====== MATERIAL FOR THIS TASK

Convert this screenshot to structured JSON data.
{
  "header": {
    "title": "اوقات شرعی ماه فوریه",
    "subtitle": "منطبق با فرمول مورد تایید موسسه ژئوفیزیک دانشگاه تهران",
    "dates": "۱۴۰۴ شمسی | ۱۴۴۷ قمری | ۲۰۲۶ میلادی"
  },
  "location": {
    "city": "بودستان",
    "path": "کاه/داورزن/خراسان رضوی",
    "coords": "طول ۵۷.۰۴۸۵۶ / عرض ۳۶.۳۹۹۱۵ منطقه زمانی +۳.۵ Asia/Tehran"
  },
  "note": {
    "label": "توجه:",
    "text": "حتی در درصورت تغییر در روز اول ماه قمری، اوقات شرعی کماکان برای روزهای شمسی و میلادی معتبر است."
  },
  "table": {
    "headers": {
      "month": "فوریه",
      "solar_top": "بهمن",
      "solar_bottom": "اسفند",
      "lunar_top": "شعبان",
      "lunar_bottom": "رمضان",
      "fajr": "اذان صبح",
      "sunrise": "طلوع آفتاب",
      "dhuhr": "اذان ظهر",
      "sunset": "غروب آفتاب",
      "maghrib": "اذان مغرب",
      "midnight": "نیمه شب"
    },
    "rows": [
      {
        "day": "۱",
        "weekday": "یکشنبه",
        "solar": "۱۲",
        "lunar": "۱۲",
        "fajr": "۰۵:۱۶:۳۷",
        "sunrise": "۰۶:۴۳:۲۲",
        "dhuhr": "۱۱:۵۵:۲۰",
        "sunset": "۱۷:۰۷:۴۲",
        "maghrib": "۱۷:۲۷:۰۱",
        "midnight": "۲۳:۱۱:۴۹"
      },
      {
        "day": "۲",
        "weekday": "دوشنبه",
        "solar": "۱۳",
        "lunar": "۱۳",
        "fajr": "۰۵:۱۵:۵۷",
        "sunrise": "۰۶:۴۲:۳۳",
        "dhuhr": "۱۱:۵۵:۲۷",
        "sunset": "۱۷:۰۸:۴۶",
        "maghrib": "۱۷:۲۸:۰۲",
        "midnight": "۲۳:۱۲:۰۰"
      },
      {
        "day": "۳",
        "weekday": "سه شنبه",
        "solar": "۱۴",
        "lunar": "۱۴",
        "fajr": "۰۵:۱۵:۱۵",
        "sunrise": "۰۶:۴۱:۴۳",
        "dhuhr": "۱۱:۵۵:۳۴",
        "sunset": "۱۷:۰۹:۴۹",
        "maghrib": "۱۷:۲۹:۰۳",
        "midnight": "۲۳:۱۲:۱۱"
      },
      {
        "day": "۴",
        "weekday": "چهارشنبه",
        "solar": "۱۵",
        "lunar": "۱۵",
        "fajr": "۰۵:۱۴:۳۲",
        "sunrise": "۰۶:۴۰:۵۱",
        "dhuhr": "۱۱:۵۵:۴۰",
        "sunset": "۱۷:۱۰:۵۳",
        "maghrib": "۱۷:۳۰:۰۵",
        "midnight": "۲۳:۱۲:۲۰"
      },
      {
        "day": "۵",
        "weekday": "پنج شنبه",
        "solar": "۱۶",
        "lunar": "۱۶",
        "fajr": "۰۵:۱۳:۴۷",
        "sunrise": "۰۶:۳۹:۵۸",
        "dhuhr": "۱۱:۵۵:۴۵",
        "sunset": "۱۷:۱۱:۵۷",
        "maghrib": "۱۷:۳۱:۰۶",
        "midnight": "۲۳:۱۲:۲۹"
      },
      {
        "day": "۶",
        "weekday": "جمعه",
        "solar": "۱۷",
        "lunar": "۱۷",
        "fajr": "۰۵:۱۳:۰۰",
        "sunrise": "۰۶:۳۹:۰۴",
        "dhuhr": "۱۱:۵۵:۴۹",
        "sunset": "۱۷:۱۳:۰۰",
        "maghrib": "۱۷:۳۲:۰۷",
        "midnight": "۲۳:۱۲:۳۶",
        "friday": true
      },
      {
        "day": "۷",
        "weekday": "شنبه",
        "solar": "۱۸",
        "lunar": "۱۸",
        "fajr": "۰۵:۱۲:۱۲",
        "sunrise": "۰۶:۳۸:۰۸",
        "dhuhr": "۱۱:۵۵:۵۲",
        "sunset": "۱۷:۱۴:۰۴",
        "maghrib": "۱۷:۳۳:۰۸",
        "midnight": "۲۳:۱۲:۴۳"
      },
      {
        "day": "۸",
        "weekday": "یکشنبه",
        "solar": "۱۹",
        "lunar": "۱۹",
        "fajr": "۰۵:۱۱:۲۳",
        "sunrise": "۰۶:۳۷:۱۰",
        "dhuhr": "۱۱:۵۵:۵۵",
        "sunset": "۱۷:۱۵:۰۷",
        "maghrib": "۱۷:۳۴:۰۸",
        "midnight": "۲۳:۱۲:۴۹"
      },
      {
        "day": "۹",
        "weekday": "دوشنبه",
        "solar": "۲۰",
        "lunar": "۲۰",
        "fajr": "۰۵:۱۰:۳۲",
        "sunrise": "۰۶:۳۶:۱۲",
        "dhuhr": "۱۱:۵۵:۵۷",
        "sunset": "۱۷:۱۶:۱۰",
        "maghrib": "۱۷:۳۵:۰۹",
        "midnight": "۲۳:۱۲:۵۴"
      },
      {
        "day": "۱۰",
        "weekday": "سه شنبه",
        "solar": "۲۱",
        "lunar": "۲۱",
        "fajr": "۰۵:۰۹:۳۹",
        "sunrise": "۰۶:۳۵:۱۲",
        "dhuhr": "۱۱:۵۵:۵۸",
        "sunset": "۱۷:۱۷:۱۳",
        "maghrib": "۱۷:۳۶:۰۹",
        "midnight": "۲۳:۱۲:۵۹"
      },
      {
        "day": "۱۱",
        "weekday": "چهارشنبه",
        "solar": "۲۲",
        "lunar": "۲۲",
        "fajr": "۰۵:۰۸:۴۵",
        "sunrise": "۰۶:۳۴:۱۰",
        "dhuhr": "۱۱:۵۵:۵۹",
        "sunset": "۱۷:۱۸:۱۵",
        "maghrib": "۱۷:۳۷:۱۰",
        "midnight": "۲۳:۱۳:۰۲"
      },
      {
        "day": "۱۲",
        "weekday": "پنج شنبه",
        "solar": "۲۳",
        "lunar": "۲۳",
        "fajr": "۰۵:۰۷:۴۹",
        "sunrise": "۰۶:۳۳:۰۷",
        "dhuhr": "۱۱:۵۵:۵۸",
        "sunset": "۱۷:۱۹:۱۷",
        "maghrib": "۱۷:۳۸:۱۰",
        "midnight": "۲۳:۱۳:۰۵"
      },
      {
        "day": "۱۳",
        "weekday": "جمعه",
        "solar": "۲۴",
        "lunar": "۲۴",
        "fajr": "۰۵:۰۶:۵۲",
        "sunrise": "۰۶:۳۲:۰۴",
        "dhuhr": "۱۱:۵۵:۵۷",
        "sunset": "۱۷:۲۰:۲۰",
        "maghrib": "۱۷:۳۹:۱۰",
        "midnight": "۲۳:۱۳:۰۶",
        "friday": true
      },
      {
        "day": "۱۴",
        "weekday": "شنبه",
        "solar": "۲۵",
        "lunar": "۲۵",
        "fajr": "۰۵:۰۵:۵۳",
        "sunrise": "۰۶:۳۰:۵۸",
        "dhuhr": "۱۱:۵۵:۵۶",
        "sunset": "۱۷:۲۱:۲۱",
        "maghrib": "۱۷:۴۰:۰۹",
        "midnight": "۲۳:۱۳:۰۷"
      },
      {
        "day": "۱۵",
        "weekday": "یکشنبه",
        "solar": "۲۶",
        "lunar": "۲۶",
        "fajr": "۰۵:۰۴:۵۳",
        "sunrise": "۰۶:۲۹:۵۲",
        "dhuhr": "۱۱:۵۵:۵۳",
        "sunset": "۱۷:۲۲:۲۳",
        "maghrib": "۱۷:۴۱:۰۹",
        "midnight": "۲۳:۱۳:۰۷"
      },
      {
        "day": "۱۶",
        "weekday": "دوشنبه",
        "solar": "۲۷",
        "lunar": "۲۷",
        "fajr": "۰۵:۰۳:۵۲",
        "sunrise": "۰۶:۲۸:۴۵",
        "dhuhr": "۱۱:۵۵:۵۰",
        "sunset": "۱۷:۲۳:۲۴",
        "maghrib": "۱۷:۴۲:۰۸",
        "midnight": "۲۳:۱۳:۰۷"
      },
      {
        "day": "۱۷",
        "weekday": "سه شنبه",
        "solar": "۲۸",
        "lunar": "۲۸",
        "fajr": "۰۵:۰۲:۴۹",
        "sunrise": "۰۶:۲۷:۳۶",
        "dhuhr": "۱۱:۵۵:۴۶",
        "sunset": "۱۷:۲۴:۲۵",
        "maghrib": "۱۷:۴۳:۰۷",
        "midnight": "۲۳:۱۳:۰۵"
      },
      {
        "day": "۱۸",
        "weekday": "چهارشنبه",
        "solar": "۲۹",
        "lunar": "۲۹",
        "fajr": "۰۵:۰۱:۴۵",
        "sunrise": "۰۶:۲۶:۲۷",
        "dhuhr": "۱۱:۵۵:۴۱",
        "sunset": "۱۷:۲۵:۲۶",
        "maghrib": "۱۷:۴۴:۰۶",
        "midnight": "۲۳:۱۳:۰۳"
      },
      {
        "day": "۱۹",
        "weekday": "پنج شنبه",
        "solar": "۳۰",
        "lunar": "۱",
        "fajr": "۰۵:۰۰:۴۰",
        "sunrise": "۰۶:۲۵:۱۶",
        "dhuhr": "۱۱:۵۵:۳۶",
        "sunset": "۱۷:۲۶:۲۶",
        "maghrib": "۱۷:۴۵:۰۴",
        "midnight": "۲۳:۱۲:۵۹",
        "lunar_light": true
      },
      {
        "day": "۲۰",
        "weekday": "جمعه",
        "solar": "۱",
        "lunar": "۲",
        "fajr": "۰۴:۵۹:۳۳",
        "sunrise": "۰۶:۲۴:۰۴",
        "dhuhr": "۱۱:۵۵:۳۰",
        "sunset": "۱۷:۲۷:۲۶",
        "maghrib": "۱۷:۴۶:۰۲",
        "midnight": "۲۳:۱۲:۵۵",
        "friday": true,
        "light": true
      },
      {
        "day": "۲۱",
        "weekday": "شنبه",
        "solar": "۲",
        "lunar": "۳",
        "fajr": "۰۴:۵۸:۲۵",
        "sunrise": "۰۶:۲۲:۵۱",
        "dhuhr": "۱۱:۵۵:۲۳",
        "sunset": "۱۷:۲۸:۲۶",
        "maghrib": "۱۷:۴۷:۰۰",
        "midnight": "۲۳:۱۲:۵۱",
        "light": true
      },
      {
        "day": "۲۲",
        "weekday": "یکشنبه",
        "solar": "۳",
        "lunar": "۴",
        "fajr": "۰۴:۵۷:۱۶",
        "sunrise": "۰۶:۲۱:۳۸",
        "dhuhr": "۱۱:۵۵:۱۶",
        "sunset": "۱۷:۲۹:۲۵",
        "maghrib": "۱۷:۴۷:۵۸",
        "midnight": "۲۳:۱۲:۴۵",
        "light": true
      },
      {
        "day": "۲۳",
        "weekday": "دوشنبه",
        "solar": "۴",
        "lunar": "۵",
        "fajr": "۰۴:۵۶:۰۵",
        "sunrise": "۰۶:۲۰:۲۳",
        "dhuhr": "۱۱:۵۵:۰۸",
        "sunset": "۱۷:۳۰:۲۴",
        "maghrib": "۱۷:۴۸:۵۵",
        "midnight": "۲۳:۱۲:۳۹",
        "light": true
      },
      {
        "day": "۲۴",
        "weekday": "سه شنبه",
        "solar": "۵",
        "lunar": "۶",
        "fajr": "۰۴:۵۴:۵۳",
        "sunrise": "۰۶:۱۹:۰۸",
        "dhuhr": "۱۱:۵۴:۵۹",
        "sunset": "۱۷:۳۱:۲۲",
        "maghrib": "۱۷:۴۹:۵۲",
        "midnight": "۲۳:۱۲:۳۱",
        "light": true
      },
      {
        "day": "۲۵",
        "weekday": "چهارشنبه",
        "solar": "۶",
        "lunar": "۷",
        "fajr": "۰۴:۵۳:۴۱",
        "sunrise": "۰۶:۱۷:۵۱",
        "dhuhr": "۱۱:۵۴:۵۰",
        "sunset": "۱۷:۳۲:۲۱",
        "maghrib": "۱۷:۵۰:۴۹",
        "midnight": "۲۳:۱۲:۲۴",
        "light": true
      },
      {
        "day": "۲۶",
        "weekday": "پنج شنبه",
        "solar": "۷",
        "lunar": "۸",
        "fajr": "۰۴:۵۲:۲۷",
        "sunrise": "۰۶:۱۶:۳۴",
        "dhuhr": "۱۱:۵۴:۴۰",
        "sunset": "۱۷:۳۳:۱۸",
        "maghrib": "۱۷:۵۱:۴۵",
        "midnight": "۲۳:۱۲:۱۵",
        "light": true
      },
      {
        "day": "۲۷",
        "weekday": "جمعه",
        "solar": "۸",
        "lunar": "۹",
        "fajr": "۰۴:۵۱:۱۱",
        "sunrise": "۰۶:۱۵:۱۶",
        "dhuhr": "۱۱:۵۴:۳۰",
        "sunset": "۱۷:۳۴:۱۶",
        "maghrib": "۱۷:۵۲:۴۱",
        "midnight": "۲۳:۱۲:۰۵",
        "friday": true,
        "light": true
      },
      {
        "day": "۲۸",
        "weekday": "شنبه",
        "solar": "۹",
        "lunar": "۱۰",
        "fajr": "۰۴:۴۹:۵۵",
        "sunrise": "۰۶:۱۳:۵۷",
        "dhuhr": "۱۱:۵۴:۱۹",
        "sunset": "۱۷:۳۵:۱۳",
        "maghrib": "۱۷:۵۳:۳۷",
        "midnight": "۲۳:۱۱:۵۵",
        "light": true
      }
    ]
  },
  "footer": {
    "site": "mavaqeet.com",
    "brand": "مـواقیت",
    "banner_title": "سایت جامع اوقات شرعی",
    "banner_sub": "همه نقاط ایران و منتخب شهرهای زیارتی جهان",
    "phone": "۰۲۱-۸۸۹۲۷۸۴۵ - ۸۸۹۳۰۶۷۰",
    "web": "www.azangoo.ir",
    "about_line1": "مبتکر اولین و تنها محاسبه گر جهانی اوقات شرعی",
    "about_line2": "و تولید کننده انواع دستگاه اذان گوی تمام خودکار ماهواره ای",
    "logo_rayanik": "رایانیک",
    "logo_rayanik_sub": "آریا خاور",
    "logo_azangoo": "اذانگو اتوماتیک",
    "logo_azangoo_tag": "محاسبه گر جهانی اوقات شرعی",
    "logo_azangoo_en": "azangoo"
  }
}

============

> **REQUIRED TASK**
The string "اوقات" may appear in lines of the listing above; tally those lines and give the number only.

> **WRITTEN REPLY**
5